#### MATERIAL FOR THIS TASK

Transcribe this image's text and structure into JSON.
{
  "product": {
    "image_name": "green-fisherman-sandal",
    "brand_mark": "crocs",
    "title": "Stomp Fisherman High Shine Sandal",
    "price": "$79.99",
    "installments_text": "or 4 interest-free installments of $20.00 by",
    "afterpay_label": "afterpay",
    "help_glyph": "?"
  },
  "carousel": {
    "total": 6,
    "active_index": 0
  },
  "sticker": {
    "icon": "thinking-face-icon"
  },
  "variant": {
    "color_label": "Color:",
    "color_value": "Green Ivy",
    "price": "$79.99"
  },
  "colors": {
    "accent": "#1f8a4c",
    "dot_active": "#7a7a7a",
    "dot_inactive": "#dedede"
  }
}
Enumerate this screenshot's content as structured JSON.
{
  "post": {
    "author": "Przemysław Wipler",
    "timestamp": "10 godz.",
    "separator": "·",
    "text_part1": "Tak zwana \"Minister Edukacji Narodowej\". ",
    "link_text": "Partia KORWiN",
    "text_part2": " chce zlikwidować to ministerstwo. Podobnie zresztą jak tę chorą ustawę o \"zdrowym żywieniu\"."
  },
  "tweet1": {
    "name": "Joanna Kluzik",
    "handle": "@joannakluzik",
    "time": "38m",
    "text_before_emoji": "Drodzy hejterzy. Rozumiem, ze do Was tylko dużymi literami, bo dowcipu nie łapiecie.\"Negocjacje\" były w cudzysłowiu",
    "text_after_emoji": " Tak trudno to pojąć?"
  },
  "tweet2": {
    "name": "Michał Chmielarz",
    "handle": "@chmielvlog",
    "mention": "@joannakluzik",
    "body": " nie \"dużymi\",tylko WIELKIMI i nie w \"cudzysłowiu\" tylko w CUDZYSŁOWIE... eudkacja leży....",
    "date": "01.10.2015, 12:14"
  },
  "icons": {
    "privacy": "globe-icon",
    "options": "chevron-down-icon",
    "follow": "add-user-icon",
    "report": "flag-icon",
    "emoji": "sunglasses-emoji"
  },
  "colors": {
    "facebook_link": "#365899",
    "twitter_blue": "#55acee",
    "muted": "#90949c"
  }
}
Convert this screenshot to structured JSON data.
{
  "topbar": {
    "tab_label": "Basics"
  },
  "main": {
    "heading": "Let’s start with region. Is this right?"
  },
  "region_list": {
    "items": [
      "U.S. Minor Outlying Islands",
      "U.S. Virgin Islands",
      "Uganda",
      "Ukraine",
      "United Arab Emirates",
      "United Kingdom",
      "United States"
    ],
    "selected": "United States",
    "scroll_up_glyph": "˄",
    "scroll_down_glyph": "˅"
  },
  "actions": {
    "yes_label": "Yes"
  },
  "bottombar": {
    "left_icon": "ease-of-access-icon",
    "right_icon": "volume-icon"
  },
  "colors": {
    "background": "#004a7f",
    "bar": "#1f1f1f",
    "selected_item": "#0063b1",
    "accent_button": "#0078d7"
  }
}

########

◆ TO BE DONE: Return exactly the lines from the one containing "Convert this screenshot" through the last line of the records above, both included, and nothing else.

◆ RESPONSE TO THIS TASK:
Convert this screenshot to structured JSON data.
{
  "topbar": {
    "tab_label": "Basics"
  },
  "main": {
    "heading": "Let’s start with region. Is this right?"
  },
  "region_list": {
    "items": [
      "U.S. Minor Outlying Islands",
      "U.S. Virgin Islands",
      "Uganda",
      "Ukraine",
      "United Arab Emirates",
      "United Kingdom",
      "United States"
    ],
    "selected": "United States",
    "scroll_up_glyph": "˄",
    "scroll_down_glyph": "˅"
  },
  "actions": {
    "yes_label": "Yes"
  },
  "bottombar": {
    "left_icon": "ease-of-access-icon",
    "right_icon": "volume-icon"
  },
  "colors": {
    "background": "#004a7f",
    "bar": "#1f1f1f",
    "selected_item": "#0063b1",
    "accent_button": "#0078d7"
  }
}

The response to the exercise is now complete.